-- BEGIN Material provided --

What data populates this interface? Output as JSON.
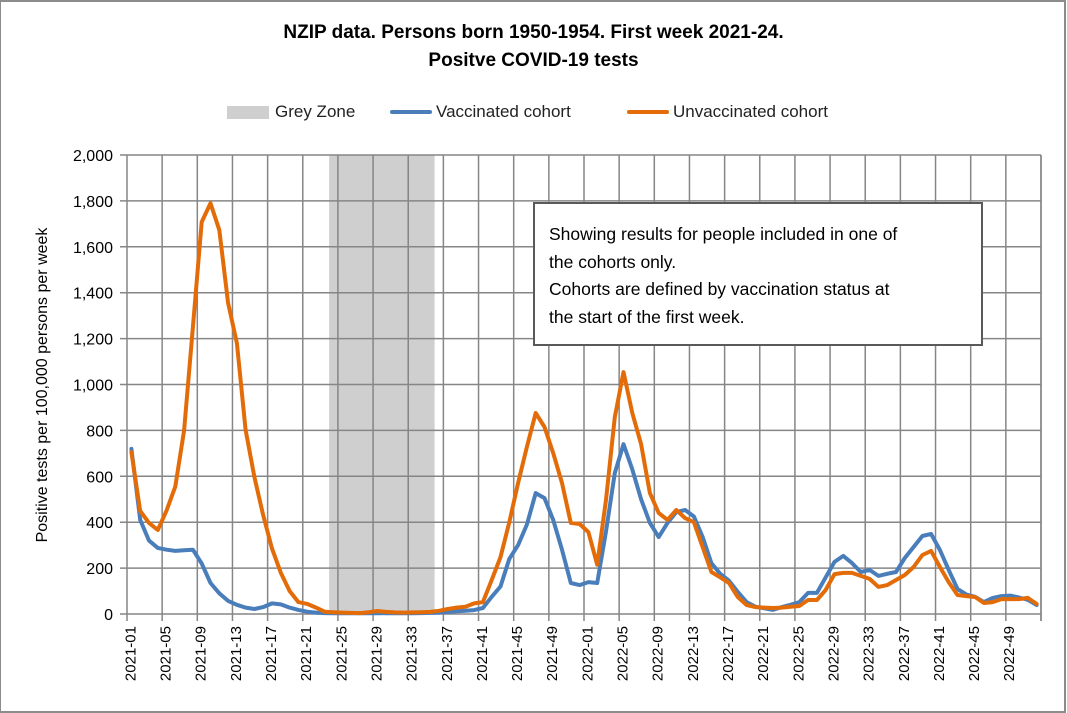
{
  "chart_data": {
    "type": "line",
    "title": "NZIP data. Persons born 1950-1954. First week 2021-24.",
    "subtitle": "Positve COVID-19 tests",
    "xlabel": "",
    "ylabel": "Positive tests per 100,000 persons per week",
    "ylim": [
      0,
      2000
    ],
    "yticks": [
      0,
      200,
      400,
      600,
      800,
      1000,
      1200,
      1400,
      1600,
      1800,
      2000
    ],
    "ytick_labels": [
      "0",
      "200",
      "400",
      "600",
      "800",
      "1,000",
      "1,200",
      "1,400",
      "1,600",
      "1,800",
      "2,000"
    ],
    "grid": true,
    "legend_position": "top",
    "x_label_every": 4,
    "x_years": [
      "2021",
      "2022"
    ],
    "weeks_per_year": 52,
    "shaded_region": {
      "name": "Grey Zone",
      "from": "2021-24",
      "to": "2021-35",
      "color": "#cfcfcf"
    },
    "series": [
      {
        "name": "Vaccinated cohort",
        "color": "#4a7ebb",
        "values": [
          720,
          410,
          320,
          288,
          280,
          275,
          278,
          280,
          220,
          135,
          90,
          57,
          40,
          28,
          22,
          30,
          46,
          42,
          28,
          18,
          10,
          6,
          4,
          3,
          3,
          3,
          3,
          3,
          4,
          3,
          3,
          3,
          3,
          4,
          5,
          6,
          9,
          12,
          14,
          17,
          26,
          75,
          120,
          240,
          300,
          390,
          527,
          505,
          410,
          280,
          135,
          126,
          139,
          135,
          360,
          614,
          740,
          630,
          500,
          397,
          335,
          397,
          444,
          453,
          425,
          336,
          222,
          175,
          145,
          96,
          52,
          32,
          25,
          18,
          30,
          40,
          52,
          92,
          92,
          160,
          227,
          253,
          222,
          183,
          192,
          166,
          175,
          183,
          244,
          292,
          340,
          349,
          279,
          192,
          109,
          85,
          75,
          52,
          70,
          78,
          80,
          72,
          62,
          39
        ]
      },
      {
        "name": "Unvaccinated cohort",
        "color": "#e36c09",
        "values": [
          705,
          449,
          397,
          366,
          450,
          555,
          800,
          1250,
          1708,
          1790,
          1673,
          1355,
          1180,
          802,
          597,
          430,
          285,
          180,
          100,
          52,
          44,
          28,
          10,
          8,
          6,
          5,
          4,
          8,
          13,
          9,
          7,
          6,
          7,
          8,
          9,
          14,
          22,
          28,
          32,
          46,
          52,
          148,
          248,
          400,
          571,
          728,
          876,
          815,
          701,
          571,
          397,
          392,
          357,
          215,
          497,
          858,
          1054,
          876,
          740,
          527,
          440,
          410,
          453,
          418,
          400,
          292,
          183,
          160,
          135,
          74,
          39,
          30,
          28,
          26,
          28,
          32,
          35,
          61,
          61,
          105,
          174,
          179,
          179,
          166,
          153,
          118,
          126,
          148,
          170,
          205,
          257,
          275,
          205,
          139,
          83,
          78,
          74,
          48,
          52,
          65,
          65,
          65,
          70,
          44
        ]
      }
    ]
  },
  "legend": {
    "grey_zone": "Grey Zone",
    "vaccinated": "Vaccinated cohort",
    "unvaccinated": "Unvaccinated cohort"
  },
  "note": {
    "lines": [
      "Showing results for people included in one of",
      "the cohorts only.",
      "Cohorts are defined by vaccination status at",
      "the start of the first week."
    ]
  }
}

-- END Material provided --

● Aim of the task
Copy every line from the entries that contains the word "tests".

● Output of the task
    "subtitle": "Positve COVID-19 tests",
    "ylabel": "Positive tests per 100,000 persons per week",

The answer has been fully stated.